Exercise: Tell how many lines in these records contain the string "this", with only the number as the reply.

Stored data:

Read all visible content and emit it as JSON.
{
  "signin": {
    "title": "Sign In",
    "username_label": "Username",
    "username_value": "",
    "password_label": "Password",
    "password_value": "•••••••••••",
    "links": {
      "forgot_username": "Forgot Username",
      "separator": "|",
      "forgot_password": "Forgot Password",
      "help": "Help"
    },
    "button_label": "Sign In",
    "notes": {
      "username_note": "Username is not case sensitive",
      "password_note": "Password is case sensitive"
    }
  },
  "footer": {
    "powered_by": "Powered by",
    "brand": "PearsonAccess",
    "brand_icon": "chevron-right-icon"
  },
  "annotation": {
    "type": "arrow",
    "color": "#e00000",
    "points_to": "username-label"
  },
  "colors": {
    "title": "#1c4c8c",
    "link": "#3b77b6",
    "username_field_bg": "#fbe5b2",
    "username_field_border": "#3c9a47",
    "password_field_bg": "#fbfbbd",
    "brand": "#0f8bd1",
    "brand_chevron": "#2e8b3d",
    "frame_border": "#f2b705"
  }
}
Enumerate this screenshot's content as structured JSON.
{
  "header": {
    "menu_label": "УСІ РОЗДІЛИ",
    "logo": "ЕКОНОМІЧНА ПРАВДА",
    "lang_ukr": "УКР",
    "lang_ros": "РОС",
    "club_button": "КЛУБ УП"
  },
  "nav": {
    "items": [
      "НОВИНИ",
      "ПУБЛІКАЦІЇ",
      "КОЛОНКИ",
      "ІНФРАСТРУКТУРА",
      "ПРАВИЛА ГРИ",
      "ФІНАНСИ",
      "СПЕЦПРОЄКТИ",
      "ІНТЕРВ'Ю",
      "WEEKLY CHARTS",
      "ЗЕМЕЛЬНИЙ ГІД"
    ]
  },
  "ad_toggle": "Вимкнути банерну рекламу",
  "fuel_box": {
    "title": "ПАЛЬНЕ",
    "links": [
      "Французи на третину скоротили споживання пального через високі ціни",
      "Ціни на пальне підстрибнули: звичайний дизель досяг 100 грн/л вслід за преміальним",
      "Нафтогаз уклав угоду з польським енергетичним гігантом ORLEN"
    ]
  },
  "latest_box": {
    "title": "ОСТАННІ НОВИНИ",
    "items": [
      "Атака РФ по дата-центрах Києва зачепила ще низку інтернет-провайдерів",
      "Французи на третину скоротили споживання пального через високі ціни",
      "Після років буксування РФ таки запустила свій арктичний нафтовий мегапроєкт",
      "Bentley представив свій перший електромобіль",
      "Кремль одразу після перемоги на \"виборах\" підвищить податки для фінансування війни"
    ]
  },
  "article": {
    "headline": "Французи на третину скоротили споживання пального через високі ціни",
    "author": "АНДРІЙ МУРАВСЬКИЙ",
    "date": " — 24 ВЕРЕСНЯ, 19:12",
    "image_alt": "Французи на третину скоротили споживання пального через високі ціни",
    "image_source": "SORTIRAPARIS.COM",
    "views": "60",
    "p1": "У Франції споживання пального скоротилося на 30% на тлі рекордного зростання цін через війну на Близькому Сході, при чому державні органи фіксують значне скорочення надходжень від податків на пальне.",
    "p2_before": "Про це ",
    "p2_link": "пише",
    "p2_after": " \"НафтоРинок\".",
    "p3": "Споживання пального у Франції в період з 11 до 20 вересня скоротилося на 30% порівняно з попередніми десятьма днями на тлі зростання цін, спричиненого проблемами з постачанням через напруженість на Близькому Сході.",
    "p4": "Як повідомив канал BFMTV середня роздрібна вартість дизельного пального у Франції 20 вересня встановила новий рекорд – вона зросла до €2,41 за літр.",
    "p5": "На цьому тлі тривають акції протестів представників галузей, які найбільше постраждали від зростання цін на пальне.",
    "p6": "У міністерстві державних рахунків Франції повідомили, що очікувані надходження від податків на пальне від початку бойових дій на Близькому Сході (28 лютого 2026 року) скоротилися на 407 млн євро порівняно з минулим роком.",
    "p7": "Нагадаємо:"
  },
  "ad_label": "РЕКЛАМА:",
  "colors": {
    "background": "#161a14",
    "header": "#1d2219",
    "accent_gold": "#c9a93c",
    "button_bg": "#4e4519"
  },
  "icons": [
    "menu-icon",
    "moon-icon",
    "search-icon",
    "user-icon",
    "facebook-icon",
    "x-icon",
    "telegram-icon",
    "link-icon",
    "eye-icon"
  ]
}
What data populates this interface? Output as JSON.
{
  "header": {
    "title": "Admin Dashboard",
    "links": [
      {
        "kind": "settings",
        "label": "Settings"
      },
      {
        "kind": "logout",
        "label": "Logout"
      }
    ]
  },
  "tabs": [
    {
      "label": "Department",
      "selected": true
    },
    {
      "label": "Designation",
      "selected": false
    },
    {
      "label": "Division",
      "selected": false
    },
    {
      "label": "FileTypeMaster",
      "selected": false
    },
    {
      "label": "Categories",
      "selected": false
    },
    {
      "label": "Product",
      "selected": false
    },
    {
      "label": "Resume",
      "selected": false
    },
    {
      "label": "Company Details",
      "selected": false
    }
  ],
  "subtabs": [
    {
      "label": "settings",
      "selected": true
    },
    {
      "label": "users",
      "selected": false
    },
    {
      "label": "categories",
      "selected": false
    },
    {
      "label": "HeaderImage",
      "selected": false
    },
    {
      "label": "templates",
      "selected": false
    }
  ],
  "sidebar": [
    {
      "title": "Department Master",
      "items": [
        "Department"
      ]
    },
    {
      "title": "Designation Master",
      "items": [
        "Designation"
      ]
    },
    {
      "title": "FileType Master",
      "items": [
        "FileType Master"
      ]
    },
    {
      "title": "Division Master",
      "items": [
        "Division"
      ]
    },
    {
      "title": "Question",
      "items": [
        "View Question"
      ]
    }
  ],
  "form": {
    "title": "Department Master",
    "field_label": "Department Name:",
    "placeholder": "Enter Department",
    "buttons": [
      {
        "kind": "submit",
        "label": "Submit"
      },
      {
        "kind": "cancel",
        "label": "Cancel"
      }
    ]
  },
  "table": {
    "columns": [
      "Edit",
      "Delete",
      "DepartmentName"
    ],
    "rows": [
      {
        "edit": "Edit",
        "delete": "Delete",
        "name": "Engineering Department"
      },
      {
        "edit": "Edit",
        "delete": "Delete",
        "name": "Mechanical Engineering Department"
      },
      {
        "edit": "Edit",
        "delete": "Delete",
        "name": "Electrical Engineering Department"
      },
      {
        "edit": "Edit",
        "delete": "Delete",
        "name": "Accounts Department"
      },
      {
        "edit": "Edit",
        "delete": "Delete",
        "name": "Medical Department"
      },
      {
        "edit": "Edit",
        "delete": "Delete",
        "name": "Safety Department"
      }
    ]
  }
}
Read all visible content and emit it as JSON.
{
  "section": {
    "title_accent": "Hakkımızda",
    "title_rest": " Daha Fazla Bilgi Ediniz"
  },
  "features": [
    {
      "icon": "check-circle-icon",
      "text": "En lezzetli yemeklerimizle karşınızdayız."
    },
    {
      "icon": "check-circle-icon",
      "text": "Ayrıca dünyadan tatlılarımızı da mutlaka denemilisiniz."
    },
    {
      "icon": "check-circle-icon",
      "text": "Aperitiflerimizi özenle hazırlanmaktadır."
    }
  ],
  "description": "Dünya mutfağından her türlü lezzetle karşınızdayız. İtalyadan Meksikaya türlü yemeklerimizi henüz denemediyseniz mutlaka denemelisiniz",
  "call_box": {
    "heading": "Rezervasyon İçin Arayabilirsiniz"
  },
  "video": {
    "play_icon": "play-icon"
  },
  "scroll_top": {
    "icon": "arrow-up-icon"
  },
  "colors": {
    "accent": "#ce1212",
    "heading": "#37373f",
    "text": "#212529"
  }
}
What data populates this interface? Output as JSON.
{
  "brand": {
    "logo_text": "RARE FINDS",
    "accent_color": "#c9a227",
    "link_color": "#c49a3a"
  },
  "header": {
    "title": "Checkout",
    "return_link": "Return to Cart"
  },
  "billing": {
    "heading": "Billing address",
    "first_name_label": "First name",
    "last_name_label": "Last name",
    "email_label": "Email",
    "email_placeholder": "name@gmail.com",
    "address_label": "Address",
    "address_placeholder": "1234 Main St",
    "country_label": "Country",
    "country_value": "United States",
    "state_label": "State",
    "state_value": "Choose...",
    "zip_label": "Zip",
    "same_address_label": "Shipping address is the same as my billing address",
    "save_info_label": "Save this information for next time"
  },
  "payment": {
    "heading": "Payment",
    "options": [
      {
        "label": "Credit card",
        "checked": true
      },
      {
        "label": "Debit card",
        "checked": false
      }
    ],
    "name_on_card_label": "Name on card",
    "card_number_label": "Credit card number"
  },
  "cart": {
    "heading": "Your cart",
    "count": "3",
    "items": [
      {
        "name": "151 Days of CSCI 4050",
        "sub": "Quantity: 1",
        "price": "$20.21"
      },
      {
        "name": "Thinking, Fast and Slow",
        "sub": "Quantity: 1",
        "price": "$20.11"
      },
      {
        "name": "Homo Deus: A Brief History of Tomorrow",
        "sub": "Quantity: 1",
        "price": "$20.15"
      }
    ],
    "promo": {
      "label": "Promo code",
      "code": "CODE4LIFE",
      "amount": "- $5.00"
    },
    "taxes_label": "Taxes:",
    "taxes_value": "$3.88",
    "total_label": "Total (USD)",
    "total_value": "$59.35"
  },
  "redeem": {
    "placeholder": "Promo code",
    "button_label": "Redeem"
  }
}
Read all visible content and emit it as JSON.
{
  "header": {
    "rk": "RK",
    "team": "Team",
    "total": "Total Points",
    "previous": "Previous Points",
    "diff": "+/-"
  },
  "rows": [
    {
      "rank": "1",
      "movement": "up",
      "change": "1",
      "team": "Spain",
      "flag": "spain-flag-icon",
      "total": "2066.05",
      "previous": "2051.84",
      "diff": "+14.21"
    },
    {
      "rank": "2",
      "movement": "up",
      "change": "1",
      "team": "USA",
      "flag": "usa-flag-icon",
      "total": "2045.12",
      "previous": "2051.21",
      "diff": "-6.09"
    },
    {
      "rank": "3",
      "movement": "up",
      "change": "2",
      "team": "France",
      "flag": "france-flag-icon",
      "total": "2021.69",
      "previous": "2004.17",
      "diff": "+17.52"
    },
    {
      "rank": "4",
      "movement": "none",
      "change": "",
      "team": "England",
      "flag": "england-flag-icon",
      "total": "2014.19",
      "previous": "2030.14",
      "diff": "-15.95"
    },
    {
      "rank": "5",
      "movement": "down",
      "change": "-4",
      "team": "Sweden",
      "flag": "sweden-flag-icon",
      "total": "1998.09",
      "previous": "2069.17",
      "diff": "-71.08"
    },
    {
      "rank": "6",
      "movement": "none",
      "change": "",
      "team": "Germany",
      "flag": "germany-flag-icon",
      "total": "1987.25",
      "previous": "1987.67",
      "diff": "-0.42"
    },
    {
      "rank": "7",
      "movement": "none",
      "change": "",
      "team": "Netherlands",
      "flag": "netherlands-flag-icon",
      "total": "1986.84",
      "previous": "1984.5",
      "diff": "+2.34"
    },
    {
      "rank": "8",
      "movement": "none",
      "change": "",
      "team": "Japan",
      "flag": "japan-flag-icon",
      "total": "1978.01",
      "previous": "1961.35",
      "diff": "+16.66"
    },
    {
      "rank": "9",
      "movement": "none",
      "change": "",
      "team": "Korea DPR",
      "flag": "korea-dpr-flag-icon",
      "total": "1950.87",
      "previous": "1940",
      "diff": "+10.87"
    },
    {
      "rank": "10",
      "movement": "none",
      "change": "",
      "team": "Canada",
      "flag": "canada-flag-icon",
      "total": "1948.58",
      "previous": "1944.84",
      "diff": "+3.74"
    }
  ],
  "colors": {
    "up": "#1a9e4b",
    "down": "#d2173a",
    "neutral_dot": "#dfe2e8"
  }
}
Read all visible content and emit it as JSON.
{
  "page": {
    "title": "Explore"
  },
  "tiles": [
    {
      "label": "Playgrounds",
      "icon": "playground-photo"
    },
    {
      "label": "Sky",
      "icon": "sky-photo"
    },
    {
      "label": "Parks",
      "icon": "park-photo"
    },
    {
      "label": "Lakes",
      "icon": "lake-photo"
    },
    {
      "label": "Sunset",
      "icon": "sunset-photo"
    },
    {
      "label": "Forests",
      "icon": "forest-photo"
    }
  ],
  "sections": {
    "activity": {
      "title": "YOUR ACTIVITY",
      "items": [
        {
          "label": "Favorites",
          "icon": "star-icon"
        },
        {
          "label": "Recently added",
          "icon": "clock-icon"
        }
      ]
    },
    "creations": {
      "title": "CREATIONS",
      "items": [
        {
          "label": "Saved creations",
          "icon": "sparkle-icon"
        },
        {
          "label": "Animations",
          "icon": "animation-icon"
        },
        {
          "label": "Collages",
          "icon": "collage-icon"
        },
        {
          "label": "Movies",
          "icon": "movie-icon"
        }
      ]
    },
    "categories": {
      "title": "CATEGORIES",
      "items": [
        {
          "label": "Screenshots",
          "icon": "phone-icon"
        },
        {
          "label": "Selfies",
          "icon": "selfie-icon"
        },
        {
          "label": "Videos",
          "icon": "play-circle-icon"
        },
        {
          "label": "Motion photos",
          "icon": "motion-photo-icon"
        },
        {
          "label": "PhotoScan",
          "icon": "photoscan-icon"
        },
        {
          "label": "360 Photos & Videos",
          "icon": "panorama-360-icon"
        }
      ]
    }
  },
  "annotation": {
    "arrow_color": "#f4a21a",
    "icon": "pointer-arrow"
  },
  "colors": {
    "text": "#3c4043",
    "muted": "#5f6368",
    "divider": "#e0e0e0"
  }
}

The completed task: 4